--- BEGIN ---
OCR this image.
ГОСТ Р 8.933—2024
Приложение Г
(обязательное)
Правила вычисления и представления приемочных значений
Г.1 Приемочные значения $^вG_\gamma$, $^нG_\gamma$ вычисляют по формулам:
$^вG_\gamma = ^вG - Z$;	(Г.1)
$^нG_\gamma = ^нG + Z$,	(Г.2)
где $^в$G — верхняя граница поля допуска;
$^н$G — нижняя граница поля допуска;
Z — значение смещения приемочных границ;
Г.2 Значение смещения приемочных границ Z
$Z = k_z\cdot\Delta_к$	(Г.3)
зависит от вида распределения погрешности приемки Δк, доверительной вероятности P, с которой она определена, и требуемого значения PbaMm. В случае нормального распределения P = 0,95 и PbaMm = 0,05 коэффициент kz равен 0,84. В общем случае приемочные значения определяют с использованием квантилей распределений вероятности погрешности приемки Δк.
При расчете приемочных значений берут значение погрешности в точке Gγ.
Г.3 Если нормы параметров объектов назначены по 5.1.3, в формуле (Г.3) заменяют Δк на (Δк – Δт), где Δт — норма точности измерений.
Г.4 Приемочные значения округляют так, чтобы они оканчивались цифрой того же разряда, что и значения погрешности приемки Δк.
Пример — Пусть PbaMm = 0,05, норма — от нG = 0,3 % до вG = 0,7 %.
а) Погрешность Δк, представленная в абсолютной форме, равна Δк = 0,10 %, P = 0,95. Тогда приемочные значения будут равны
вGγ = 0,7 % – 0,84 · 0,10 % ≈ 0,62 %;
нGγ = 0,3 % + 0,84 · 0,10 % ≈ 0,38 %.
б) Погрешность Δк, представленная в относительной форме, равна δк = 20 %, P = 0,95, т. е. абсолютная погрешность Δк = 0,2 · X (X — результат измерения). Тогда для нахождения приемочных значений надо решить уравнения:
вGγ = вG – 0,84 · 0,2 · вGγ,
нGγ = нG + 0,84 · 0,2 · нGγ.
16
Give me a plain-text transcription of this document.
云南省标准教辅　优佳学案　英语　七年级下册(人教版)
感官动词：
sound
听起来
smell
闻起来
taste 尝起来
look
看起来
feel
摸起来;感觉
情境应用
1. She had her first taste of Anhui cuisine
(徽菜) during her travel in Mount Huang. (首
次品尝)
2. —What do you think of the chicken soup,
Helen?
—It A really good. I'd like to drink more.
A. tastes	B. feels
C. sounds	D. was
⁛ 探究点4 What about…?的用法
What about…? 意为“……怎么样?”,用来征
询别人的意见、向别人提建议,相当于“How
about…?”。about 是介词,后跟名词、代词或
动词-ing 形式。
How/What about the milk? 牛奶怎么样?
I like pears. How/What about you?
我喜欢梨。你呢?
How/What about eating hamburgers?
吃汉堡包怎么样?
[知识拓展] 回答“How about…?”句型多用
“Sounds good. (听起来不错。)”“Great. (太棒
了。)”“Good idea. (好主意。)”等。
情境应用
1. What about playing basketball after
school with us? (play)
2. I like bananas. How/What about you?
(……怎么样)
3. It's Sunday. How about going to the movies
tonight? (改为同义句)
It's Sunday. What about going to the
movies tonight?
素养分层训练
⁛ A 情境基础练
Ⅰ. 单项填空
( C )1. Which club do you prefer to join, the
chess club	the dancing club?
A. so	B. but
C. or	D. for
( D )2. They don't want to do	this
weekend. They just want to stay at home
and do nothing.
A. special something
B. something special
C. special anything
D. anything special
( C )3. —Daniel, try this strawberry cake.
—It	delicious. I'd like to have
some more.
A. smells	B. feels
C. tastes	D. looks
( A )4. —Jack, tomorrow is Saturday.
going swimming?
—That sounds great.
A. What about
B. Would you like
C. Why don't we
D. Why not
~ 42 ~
--- END ---
**What is asked**
Take every line from the one containing "Give me a plain-text" to the end of the listing and output it exactly, with nothing else.

**Solution to this task**
Give me a plain-text transcription of this document.
云南省标准教辅　优佳学案　英语　七年级下册(人教版)
感官动词：
sound
听起来
smell
闻起来
taste 尝起来
look
看起来
feel
摸起来;感觉
情境应用
1. She had her first taste of Anhui cuisine
(徽菜) during her travel in Mount Huang. (首
次品尝)
2. —What do you think of the chicken soup,
Helen?
—It A really good. I'd like to drink more.
A. tastes	B. feels
C. sounds	D. was
⁛ 探究点4 What about…?的用法
What about…? 意为“……怎么样?”,用来征
询别人的意见、向别人提建议,相当于“How
about…?”。about 是介词,后跟名词、代词或
动词-ing 形式。
How/What about the milk? 牛奶怎么样?
I like pears. How/What about you?
我喜欢梨。你呢?
How/What about eating hamburgers?
吃汉堡包怎么样?
[知识拓展] 回答“How about…?”句型多用
“Sounds good. (听起来不错。)”“Great. (太棒
了。)”“Good idea. (好主意。)”等。
情境应用
1. What about playing basketball after
school with us? (play)
2. I like bananas. How/What about you?
(……怎么样)
3. It's Sunday. How about going to the movies
tonight? (改为同义句)
It's Sunday. What about going to the
movies tonight?
素养分层训练
⁛ A 情境基础练
Ⅰ. 单项填空
( C )1. Which club do you prefer to join, the
chess club	the dancing club?
A. so	B. but
C. or	D. for
( D )2. They don't want to do	this
weekend. They just want to stay at home
and do nothing.
A. special something
B. something special
C. special anything
D. anything special
( C )3. —Daniel, try this strawberry cake.
—It	delicious. I'd like to have
some more.
A. smells	B. feels
C. tastes	D. looks
( A )4. —Jack, tomorrow is Saturday.
going swimming?
—That sounds great.
A. What about
B. Would you like
C. Why don't we
D. Why not
~ 42 ~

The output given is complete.